▸ What you need to do
Give back all the data exactly, line by line.

▸ Material for this task
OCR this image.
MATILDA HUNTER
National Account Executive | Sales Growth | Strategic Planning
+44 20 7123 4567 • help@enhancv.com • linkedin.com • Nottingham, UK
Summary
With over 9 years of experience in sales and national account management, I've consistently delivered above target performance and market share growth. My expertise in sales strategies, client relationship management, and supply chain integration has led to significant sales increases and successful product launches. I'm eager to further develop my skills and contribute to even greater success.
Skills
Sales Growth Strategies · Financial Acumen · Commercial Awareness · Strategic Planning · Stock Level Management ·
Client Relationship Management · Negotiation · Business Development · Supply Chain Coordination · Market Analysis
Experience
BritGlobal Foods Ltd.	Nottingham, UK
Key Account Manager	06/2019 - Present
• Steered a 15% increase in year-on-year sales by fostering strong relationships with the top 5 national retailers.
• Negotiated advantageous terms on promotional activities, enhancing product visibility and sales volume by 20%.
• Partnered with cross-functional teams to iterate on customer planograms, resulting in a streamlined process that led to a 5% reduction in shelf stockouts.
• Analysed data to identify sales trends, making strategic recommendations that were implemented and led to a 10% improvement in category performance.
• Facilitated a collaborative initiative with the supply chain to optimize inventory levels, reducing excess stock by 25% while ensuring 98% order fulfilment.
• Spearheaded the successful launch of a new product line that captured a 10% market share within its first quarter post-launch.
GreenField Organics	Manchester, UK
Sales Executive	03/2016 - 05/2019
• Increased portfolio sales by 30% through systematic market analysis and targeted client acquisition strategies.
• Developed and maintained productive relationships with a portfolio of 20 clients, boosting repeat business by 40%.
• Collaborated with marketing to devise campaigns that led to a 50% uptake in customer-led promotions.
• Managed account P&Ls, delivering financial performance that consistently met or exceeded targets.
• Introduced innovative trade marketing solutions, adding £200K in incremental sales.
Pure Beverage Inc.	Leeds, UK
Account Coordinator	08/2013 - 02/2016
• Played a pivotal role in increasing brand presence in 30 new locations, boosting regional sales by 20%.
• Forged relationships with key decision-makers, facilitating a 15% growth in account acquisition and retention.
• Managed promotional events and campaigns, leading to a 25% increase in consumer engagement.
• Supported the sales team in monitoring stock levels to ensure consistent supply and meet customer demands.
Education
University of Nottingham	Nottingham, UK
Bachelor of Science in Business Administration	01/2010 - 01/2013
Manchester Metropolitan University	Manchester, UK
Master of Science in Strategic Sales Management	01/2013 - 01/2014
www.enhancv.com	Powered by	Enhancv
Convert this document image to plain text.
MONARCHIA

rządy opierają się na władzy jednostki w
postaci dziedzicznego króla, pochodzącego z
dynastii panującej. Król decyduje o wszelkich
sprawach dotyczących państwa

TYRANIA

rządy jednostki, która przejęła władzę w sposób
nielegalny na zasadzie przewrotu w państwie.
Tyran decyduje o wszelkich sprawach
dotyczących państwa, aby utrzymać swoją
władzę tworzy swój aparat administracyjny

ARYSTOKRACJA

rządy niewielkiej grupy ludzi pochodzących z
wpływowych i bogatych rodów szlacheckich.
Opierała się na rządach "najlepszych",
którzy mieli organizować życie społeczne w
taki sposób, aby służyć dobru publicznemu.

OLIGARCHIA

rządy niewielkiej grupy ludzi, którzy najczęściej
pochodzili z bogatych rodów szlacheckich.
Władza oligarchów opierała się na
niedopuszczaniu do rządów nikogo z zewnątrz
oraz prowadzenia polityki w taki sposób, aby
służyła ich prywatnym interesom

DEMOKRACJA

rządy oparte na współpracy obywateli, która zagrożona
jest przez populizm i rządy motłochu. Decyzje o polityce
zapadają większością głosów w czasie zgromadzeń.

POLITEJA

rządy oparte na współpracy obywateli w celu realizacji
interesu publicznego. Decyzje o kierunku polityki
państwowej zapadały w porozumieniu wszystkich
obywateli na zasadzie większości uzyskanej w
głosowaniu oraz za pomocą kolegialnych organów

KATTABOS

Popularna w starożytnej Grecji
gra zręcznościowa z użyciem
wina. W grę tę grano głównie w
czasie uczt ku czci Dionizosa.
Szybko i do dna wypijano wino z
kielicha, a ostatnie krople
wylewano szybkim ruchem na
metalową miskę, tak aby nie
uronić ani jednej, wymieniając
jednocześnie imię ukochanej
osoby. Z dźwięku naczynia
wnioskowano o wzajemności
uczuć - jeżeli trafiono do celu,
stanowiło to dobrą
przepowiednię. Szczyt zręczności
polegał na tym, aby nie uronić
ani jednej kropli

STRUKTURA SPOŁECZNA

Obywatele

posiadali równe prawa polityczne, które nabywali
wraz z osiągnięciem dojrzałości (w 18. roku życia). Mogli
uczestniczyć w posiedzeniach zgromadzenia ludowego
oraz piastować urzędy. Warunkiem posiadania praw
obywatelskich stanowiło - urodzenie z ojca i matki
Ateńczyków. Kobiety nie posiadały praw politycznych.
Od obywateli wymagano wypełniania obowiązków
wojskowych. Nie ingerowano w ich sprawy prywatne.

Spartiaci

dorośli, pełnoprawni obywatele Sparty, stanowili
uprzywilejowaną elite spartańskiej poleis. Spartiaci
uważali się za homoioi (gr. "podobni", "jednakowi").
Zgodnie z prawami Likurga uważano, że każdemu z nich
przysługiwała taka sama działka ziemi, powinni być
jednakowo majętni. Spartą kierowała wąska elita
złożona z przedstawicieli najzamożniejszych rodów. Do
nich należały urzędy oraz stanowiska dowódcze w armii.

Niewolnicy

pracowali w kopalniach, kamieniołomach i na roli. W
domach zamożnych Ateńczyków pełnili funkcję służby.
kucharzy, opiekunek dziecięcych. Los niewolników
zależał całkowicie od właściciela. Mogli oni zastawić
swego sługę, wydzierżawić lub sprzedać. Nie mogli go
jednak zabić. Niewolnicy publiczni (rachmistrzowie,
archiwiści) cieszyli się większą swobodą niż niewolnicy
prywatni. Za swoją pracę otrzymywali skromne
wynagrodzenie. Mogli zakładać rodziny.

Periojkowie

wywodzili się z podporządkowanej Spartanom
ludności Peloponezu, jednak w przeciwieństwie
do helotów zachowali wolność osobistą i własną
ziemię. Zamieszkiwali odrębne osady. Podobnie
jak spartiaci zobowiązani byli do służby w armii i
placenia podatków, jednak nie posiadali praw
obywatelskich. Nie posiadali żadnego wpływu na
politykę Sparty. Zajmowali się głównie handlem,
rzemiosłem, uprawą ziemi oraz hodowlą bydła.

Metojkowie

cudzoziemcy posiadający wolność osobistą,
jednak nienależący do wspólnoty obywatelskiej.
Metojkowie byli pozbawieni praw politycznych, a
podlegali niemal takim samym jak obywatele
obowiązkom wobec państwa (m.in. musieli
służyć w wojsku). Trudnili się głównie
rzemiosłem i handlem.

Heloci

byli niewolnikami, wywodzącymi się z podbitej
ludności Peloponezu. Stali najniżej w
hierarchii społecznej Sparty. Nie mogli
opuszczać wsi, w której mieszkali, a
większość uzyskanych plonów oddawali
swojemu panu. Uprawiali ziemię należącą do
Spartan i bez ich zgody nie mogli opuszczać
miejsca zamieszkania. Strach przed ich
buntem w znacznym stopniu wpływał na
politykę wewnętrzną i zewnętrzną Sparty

▸ Reply
OCR this image.
MATILDA HUNTER
National Account Executive | Sales Growth | Strategic Planning
+44 20 7123 4567 • help@enhancv.com • linkedin.com • Nottingham, UK
Summary
With over 9 years of experience in sales and national account management, I've consistently delivered above target performance and market share growth. My expertise in sales strategies, client relationship management, and supply chain integration has led to significant sales increases and successful product launches. I'm eager to further develop my skills and contribute to even greater success.
Skills
Sales Growth Strategies · Financial Acumen · Commercial Awareness · Strategic Planning · Stock Level Management ·
Client Relationship Management · Negotiation · Business Development · Supply Chain Coordination · Market Analysis
Experience
BritGlobal Foods Ltd.	Nottingham, UK
Key Account Manager	06/2019 - Present
• Steered a 15% increase in year-on-year sales by fostering strong relationships with the top 5 national retailers.
• Negotiated advantageous terms on promotional activities, enhancing product visibility and sales volume by 20%.
• Partnered with cross-functional teams to iterate on customer planograms, resulting in a streamlined process that led to a 5% reduction in shelf stockouts.
• Analysed data to identify sales trends, making strategic recommendations that were implemented and led to a 10% improvement in category performance.
• Facilitated a collaborative initiative with the supply chain to optimize inventory levels, reducing excess stock by 25% while ensuring 98% order fulfilment.
• Spearheaded the successful launch of a new product line that captured a 10% market share within its first quarter post-launch.
GreenField Organics	Manchester, UK
Sales Executive	03/2016 - 05/2019
• Increased portfolio sales by 30% through systematic market analysis and targeted client acquisition strategies.
• Developed and maintained productive relationships with a portfolio of 20 clients, boosting repeat business by 40%.
• Collaborated with marketing to devise campaigns that led to a 50% uptake in customer-led promotions.
• Managed account P&Ls, delivering financial performance that consistently met or exceeded targets.
• Introduced innovative trade marketing solutions, adding £200K in incremental sales.
Pure Beverage Inc.	Leeds, UK
Account Coordinator	08/2013 - 02/2016
• Played a pivotal role in increasing brand presence in 30 new locations, boosting regional sales by 20%.
• Forged relationships with key decision-makers, facilitating a 15% growth in account acquisition and retention.
• Managed promotional events and campaigns, leading to a 25% increase in consumer engagement.
• Supported the sales team in monitoring stock levels to ensure consistent supply and meet customer demands.
Education
University of Nottingham	Nottingham, UK
Bachelor of Science in Business Administration	01/2010 - 01/2013
Manchester Metropolitan University	Manchester, UK
Master of Science in Strategic Sales Management	01/2013 - 01/2014
www.enhancv.com	Powered by	Enhancv
Convert this document image to plain text.
MONARCHIA

rządy opierają się na władzy jednostki w
postaci dziedzicznego króla, pochodzącego z
dynastii panującej. Król decyduje o wszelkich
sprawach dotyczących państwa

TYRANIA

rządy jednostki, która przejęła władzę w sposób
nielegalny na zasadzie przewrotu w państwie.
Tyran decyduje o wszelkich sprawach
dotyczących państwa, aby utrzymać swoją
władzę tworzy swój aparat administracyjny

ARYSTOKRACJA

rządy niewielkiej grupy ludzi pochodzących z
wpływowych i bogatych rodów szlacheckich.
Opierała się na rządach "najlepszych",
którzy mieli organizować życie społeczne w
taki sposób, aby służyć dobru publicznemu.

OLIGARCHIA

rządy niewielkiej grupy ludzi, którzy najczęściej
pochodzili z bogatych rodów szlacheckich.
Władza oligarchów opierała się na
niedopuszczaniu do rządów nikogo z zewnątrz
oraz prowadzenia polityki w taki sposób, aby
służyła ich prywatnym interesom

DEMOKRACJA

rządy oparte na współpracy obywateli, która zagrożona
jest przez populizm i rządy motłochu. Decyzje o polityce
zapadają większością głosów w czasie zgromadzeń.

POLITEJA

rządy oparte na współpracy obywateli w celu realizacji
interesu publicznego. Decyzje o kierunku polityki
państwowej zapadały w porozumieniu wszystkich
obywateli na zasadzie większości uzyskanej w
głosowaniu oraz za pomocą kolegialnych organów

KATTABOS

Popularna w starożytnej Grecji
gra zręcznościowa z użyciem
wina. W grę tę grano głównie w
czasie uczt ku czci Dionizosa.
Szybko i do dna wypijano wino z
kielicha, a ostatnie krople
wylewano szybkim ruchem na
metalową miskę, tak aby nie
uronić ani jednej, wymieniając
jednocześnie imię ukochanej
osoby. Z dźwięku naczynia
wnioskowano o wzajemności
uczuć - jeżeli trafiono do celu,
stanowiło to dobrą
przepowiednię. Szczyt zręczności
polegał na tym, aby nie uronić
ani jednej kropli

STRUKTURA SPOŁECZNA

Obywatele

posiadali równe prawa polityczne, które nabywali
wraz z osiągnięciem dojrzałości (w 18. roku życia). Mogli
uczestniczyć w posiedzeniach zgromadzenia ludowego
oraz piastować urzędy. Warunkiem posiadania praw
obywatelskich stanowiło - urodzenie z ojca i matki
Ateńczyków. Kobiety nie posiadały praw politycznych.
Od obywateli wymagano wypełniania obowiązków
wojskowych. Nie ingerowano w ich sprawy prywatne.

Spartiaci

dorośli, pełnoprawni obywatele Sparty, stanowili
uprzywilejowaną elite spartańskiej poleis. Spartiaci
uważali się za homoioi (gr. "podobni", "jednakowi").
Zgodnie z prawami Likurga uważano, że każdemu z nich
przysługiwała taka sama działka ziemi, powinni być
jednakowo majętni. Spartą kierowała wąska elita
złożona z przedstawicieli najzamożniejszych rodów. Do
nich należały urzędy oraz stanowiska dowódcze w armii.

Niewolnicy

pracowali w kopalniach, kamieniołomach i na roli. W
domach zamożnych Ateńczyków pełnili funkcję służby.
kucharzy, opiekunek dziecięcych. Los niewolników
zależał całkowicie od właściciela. Mogli oni zastawić
swego sługę, wydzierżawić lub sprzedać. Nie mogli go
jednak zabić. Niewolnicy publiczni (rachmistrzowie,
archiwiści) cieszyli się większą swobodą niż niewolnicy
prywatni. Za swoją pracę otrzymywali skromne
wynagrodzenie. Mogli zakładać rodziny.

Periojkowie

wywodzili się z podporządkowanej Spartanom
ludności Peloponezu, jednak w przeciwieństwie
do helotów zachowali wolność osobistą i własną
ziemię. Zamieszkiwali odrębne osady. Podobnie
jak spartiaci zobowiązani byli do służby w armii i
placenia podatków, jednak nie posiadali praw
obywatelskich. Nie posiadali żadnego wpływu na
politykę Sparty. Zajmowali się głównie handlem,
rzemiosłem, uprawą ziemi oraz hodowlą bydła.

Metojkowie

cudzoziemcy posiadający wolność osobistą,
jednak nienależący do wspólnoty obywatelskiej.
Metojkowie byli pozbawieni praw politycznych, a
podlegali niemal takim samym jak obywatele
obowiązkom wobec państwa (m.in. musieli
służyć w wojsku). Trudnili się głównie
rzemiosłem i handlem.

Heloci

byli niewolnikami, wywodzącymi się z podbitej
ludności Peloponezu. Stali najniżej w
hierarchii społecznej Sparty. Nie mogli
opuszczać wsi, w której mieszkali, a
większość uzyskanych plonów oddawali
swojemu panu. Uprawiali ziemię należącą do
Spartan i bez ich zgody nie mogli opuszczać
miejsca zamieszkania. Strach przed ich
buntem w znacznym stopniu wpływał na
politykę wewnętrzną i zewnętrzną Sparty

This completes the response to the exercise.